■ Instrução de trabalho 1 ■
Liste todas as obras musicais que o trecho da página cita pelo título.
■ Instrução de trabalho 2 ■
Com base no trecho da página, diga se cada afirmação abaixo está de acordo com ele, respondendo sim ou não e citando as palavras do texto que decidem a questão.
(a) A iluminação do show colocava a banda dentro de um arco-íris.
(b) Os sets da banda são os mesmos em todos os concertos.
(c) Hoje existem líderes de banda que superam Thom Yorke.

■ Trecho da página ■
********

A banda se jogou tão decididamente na própria aventura que muitos dos fãs ficaram pelo caminho. Natural. Conheço que deteste Kid A. Também sei dos que desprezam hits como High and dry. O show abraçou essas duas facetas, mas resgatadas a partir dos climas quase transcendentais de In rainbows (a iluminação é, por si só, obra-prima: engolida por tubos de luz, a banda toca literalmente dentro de um arco-íris). Uma banda na trilha do sublime.
Mais que isso: uma banda madura. Quem dera se toda maturidade soasse assim. O rigor técnico aliado à interpretação emotiva, a pompa de superprodução afinada à elegância do conceito (até as cores do telão, em meios-tons, impressionavam pelo detalhismo, pela finesse). Os sets que mudam a cada concerto, mas são sempre executados de forma impecável. Improvisos calculados, mas que soam vivos, doídos, frágeis. Thom Yorke é o Kurt Cobain que cresceu, entendeu os mecanismos da música pop e venceu o monstro sem desligar-se da angústia (e viver neste mundo continua difícil, com ou sem maturidade). Hoje, não há band leader que o supere.

********

■ Material fornecido ■
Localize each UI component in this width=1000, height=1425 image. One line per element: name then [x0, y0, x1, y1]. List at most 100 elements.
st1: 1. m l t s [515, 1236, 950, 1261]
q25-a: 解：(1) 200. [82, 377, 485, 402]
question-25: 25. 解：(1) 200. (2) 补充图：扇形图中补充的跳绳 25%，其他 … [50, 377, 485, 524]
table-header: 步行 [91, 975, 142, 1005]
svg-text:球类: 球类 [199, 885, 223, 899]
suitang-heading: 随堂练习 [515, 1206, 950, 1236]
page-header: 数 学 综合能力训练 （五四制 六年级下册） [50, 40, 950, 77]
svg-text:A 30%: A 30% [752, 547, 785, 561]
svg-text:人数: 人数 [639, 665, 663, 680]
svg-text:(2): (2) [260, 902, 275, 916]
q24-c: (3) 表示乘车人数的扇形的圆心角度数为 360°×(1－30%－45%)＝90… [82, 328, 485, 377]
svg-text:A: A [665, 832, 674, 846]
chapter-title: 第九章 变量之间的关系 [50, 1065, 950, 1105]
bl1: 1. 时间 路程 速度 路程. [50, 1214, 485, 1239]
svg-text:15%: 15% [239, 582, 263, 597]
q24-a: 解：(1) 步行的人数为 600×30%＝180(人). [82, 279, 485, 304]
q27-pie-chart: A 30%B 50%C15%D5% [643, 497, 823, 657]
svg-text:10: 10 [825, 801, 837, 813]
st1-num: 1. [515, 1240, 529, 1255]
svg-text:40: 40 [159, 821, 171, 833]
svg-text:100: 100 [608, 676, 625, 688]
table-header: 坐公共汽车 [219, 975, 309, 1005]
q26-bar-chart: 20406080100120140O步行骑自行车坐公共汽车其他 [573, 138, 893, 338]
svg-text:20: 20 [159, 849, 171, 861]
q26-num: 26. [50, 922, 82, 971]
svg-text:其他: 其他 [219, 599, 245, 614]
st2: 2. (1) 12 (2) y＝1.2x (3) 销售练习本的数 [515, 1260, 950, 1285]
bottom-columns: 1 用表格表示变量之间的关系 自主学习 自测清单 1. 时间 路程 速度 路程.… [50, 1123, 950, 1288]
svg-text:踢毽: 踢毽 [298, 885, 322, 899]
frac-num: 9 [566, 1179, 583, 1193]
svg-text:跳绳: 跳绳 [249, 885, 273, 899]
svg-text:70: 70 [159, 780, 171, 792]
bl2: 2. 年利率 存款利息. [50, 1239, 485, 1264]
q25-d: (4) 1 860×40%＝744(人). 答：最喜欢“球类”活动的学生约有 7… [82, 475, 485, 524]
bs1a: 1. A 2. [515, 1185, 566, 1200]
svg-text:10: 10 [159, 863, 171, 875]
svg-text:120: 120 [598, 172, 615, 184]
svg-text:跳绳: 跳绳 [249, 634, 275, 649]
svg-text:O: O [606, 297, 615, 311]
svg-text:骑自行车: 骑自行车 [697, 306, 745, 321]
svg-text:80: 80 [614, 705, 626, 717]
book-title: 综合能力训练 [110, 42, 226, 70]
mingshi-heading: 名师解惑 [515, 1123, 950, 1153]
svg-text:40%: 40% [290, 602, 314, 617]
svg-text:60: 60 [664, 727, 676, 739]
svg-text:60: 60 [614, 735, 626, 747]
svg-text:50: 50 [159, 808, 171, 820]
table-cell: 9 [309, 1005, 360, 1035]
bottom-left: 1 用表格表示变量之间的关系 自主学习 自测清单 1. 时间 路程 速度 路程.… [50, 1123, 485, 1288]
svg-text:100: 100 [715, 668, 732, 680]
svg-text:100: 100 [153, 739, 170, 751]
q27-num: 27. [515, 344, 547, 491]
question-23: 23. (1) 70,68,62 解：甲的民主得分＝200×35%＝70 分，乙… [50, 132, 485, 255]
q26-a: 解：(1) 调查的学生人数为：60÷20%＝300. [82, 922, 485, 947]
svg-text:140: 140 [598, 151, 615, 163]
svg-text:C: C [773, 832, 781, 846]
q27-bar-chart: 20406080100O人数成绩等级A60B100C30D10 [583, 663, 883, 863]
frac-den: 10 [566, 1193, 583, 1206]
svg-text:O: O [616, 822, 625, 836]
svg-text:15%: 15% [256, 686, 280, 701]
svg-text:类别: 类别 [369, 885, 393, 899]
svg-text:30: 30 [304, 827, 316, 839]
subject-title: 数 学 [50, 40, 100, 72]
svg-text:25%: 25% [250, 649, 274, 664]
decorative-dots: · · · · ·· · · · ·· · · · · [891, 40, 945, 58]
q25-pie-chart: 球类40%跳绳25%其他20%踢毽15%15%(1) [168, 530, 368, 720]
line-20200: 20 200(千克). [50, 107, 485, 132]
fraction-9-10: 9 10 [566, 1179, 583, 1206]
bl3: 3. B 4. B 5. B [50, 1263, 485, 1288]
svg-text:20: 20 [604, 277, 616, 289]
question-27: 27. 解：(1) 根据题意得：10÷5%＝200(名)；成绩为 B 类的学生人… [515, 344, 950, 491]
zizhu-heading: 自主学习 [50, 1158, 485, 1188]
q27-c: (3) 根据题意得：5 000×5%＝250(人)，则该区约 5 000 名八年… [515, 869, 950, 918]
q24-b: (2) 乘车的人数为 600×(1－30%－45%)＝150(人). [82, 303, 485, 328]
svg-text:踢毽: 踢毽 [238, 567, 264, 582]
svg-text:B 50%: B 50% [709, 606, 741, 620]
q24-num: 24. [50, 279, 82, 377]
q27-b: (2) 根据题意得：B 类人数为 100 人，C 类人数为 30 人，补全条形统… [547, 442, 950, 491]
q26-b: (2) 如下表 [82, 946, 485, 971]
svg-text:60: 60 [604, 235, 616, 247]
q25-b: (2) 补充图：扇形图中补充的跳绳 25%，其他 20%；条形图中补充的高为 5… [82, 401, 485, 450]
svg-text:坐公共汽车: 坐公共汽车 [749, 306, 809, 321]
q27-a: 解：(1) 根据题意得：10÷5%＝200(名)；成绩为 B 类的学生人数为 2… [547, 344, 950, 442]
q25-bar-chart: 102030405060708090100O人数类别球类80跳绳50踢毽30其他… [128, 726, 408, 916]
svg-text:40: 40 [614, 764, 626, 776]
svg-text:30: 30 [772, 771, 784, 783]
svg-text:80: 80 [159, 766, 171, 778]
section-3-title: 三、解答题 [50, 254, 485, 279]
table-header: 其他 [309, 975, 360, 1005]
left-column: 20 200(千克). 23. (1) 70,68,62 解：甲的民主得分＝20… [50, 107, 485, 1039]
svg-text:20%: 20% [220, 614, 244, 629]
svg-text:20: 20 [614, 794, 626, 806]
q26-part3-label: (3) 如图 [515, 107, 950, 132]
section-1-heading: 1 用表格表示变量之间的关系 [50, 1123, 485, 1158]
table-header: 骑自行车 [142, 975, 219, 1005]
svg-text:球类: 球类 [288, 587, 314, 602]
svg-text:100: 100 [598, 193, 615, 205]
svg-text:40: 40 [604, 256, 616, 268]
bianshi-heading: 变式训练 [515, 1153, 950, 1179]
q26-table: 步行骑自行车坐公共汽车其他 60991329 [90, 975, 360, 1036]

********

■ Resposta 1 ■
- Kid A
- High and dry
- In rainbows

■ Resposta 2 ■
(a) Sim: "a banda toca literalmente dentro de um arco-íris".
(b) Não: "Os sets que mudam a cada concerto".
(c) Não: "Hoje, não há band leader que o supere."